Dataset listings of figures
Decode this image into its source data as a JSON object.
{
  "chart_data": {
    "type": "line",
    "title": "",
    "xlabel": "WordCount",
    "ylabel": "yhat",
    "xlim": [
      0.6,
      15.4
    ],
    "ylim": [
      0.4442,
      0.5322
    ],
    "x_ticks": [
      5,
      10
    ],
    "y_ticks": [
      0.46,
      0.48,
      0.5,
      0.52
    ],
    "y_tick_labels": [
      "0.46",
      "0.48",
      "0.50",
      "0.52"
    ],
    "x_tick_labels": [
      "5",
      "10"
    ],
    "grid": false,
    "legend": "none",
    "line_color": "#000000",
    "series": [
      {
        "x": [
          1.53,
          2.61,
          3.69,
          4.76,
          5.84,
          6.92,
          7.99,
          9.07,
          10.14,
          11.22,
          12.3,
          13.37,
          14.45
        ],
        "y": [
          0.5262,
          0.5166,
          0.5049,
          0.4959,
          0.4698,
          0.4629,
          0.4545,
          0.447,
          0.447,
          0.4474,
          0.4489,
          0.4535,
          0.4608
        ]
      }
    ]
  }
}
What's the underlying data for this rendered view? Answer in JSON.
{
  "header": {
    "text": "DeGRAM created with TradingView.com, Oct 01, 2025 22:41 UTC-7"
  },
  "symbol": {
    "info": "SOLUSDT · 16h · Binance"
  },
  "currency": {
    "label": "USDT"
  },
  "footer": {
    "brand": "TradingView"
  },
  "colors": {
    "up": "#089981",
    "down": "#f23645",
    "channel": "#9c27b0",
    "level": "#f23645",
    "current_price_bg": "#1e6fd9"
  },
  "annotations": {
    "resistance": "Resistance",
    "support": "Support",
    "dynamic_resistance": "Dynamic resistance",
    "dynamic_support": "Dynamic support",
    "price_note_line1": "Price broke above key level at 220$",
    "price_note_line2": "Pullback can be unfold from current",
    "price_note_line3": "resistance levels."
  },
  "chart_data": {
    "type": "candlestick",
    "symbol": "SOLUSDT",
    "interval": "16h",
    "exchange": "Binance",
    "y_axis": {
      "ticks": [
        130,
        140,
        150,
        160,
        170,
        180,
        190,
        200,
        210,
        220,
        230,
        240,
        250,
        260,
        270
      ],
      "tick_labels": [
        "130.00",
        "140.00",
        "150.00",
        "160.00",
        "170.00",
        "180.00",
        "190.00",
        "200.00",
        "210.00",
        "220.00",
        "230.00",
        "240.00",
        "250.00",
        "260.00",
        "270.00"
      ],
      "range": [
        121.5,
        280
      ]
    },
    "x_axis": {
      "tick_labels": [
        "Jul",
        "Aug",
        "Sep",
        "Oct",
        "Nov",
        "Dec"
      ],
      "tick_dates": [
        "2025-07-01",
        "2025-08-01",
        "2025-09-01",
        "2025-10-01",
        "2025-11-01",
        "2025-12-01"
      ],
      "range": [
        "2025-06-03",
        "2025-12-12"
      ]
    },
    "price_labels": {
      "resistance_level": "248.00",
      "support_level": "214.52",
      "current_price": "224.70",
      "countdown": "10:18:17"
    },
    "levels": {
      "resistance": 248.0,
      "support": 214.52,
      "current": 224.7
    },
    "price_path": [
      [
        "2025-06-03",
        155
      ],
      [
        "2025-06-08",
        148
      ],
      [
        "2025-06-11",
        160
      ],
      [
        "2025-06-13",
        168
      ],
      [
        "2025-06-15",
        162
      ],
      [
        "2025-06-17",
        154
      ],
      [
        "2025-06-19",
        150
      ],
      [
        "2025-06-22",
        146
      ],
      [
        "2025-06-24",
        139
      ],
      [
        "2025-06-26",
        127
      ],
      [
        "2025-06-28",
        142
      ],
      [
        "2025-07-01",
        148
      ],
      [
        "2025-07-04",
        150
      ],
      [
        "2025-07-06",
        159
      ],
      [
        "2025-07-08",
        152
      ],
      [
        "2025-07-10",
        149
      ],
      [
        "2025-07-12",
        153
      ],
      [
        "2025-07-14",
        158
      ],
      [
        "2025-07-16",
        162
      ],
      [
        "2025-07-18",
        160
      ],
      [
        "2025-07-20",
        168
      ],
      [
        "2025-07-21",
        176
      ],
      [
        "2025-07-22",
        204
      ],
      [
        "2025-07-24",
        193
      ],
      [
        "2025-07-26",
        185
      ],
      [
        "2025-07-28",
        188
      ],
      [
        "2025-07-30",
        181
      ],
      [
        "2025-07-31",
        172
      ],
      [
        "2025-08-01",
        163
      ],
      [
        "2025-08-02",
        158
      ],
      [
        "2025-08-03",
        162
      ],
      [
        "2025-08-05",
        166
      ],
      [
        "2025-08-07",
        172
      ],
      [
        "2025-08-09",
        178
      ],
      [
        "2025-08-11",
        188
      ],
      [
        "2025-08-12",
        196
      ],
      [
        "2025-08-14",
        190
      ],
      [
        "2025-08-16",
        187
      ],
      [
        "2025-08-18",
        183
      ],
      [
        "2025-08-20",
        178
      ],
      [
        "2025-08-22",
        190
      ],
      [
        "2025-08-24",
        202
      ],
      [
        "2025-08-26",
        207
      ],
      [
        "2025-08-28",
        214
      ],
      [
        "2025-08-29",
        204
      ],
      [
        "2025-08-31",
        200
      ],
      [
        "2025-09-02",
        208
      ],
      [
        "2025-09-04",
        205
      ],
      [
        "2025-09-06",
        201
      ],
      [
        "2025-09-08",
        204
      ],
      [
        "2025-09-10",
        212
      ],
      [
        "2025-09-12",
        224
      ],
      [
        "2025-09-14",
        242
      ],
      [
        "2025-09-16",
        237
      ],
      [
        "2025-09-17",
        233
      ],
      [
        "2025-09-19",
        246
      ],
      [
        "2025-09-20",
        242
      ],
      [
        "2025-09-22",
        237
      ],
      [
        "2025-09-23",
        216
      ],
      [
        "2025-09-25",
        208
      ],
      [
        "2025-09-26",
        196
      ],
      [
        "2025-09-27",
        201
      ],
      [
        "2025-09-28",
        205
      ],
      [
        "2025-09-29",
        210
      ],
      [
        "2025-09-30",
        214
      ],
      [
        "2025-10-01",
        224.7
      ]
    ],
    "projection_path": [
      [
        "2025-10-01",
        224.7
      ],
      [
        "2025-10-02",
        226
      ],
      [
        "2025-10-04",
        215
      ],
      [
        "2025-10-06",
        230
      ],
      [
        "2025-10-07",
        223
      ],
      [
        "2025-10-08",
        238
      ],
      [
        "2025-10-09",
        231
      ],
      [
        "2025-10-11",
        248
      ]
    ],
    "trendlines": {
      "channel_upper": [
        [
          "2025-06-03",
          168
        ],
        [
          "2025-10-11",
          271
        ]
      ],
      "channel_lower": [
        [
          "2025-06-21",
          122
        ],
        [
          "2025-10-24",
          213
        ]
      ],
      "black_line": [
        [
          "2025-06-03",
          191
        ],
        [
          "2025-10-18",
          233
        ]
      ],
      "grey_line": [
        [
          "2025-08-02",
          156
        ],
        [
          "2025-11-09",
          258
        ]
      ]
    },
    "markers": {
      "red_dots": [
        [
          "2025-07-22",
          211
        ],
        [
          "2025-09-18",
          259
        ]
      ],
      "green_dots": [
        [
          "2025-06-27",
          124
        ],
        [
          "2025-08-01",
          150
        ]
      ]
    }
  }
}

## STATED PROBLEM
Pick out every line with the string "Binance" and copy it.

## SOLUTION TO THE EXERCISE
    "info": "SOLUSDT · 16h · Binance"
    "exchange": "Binance",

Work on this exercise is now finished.